::: Supplied passage

= Gundomadus =

Gundomad (Gundomadus; ? – 357 AD) or Gundomar, was an Alemannic petty king in the area around Breisgau, Germany in the 4th century. The Roman historian Ammianus Marcellinus reports that Gundomad, together with his brother Vadomarius, in 354 concluded a peace treaty at Augst after having been defeated in battle by Emperor Constantius II. In 357, Gundomad was killed by his own people for having been too loyal to the Romans. They then made an uprising against Emperor Julian.

==Sources==
- Dieter Geuenich: Gundomad. In: Reallexikon der Germanischen Altertumskunde (RGA). 2. Auflage. Band 13, Walter de Gruyter, Berlin / New York 1999, ISBN 3-11-016315-2, S. 216.
- Dieter Geuenich: Geschichte der Alemannen (= Kohlhammer-Urban-Taschenbücher. 575). 2., überarbeitete Auflage. Kohlhammer Verlag, Stuttgart 2005, ISBN 3-17-018227-7.

::::::

- _Explore the material_:
**A)** In the article on Gundomadus, where did Gundomad and his brother Vadomarius conclude a peace treaty in 354?
**B)** Translate this sentence from the article on Gundomadus into Spanish: "In 357, Gundomad was killed by his own people for having been too loyal to the Romans."

::: Given information

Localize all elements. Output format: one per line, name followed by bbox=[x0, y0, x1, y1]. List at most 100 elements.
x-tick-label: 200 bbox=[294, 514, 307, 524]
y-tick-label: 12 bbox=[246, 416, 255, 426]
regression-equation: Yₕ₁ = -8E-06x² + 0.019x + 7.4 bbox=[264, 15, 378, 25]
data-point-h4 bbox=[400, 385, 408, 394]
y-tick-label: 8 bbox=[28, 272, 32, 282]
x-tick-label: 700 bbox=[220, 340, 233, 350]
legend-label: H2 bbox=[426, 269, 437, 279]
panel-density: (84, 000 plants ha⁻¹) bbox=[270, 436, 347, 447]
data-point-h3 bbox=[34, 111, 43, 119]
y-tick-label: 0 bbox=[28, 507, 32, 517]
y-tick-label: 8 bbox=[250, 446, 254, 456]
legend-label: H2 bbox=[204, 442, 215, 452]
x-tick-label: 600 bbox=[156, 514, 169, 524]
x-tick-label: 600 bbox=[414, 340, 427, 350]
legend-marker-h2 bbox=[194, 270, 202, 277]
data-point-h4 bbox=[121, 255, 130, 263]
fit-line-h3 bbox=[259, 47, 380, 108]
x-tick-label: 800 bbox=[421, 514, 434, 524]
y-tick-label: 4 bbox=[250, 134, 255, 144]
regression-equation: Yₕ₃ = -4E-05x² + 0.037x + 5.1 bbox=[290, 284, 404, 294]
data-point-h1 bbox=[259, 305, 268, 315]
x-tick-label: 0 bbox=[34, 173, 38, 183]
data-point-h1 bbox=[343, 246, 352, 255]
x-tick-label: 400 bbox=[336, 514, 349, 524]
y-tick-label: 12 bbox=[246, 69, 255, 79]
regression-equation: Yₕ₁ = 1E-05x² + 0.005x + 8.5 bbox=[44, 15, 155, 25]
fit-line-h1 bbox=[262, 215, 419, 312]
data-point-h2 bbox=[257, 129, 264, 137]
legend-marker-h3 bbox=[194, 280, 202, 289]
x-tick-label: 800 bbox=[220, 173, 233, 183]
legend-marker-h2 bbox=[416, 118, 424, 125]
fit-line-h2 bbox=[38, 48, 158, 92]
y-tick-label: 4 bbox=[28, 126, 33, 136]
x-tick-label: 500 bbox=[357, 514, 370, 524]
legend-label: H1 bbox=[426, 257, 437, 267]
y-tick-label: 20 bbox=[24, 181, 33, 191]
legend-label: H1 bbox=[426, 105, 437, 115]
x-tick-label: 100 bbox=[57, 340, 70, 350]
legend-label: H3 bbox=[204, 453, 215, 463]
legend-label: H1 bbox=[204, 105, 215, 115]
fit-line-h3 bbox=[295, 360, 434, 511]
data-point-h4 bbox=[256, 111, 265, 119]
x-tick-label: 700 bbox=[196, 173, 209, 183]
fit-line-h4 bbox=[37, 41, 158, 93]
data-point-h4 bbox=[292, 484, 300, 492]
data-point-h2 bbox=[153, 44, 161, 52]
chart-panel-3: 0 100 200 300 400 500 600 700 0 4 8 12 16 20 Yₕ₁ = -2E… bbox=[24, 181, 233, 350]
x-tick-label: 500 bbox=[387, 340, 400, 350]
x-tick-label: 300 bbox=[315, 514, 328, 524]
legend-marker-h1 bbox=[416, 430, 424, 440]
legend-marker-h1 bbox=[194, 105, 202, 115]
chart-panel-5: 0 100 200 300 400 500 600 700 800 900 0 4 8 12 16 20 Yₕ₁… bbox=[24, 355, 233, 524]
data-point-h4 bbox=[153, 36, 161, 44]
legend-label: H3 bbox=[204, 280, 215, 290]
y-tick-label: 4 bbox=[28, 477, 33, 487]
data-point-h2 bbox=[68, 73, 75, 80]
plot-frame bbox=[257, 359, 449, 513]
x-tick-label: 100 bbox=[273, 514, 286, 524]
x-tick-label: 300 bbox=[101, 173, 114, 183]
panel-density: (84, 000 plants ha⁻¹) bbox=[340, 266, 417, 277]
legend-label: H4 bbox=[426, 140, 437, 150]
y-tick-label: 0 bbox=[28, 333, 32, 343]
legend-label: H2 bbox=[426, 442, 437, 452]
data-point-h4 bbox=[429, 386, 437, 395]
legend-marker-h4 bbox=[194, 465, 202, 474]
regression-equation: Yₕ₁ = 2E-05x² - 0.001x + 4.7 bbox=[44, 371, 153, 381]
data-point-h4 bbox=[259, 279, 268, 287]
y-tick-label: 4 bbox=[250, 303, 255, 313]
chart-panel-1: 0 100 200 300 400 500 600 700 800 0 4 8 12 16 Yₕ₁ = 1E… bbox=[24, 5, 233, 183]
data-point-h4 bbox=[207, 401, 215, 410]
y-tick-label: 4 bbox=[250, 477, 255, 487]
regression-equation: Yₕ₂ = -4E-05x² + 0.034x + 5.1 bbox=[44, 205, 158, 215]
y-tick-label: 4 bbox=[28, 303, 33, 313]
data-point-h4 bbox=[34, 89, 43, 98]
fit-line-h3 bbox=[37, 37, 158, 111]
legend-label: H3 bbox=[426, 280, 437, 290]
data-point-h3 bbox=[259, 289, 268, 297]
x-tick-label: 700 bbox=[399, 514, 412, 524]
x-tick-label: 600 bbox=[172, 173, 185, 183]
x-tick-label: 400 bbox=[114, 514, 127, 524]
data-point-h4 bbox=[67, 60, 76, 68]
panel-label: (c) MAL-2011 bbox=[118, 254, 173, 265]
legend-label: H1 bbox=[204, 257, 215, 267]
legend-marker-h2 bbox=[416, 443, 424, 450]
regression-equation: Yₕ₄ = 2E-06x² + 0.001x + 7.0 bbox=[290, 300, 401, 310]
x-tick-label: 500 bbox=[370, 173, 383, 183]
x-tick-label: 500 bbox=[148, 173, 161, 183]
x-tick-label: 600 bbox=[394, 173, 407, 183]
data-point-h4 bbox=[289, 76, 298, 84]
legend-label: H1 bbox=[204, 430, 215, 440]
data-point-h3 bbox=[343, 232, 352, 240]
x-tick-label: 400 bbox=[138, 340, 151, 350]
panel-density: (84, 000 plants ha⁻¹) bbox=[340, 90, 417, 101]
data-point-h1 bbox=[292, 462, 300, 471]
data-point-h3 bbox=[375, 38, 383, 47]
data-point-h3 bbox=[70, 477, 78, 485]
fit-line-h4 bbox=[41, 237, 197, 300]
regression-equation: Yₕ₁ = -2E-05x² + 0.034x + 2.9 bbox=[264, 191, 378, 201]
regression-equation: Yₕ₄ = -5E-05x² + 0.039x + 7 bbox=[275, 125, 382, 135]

::::::

- _Responses by task_:
**A)** At Augst.

**B)** En 357, Gundomad fue asesinado por su propio pueblo por haber sido demasiado leal a los romanos.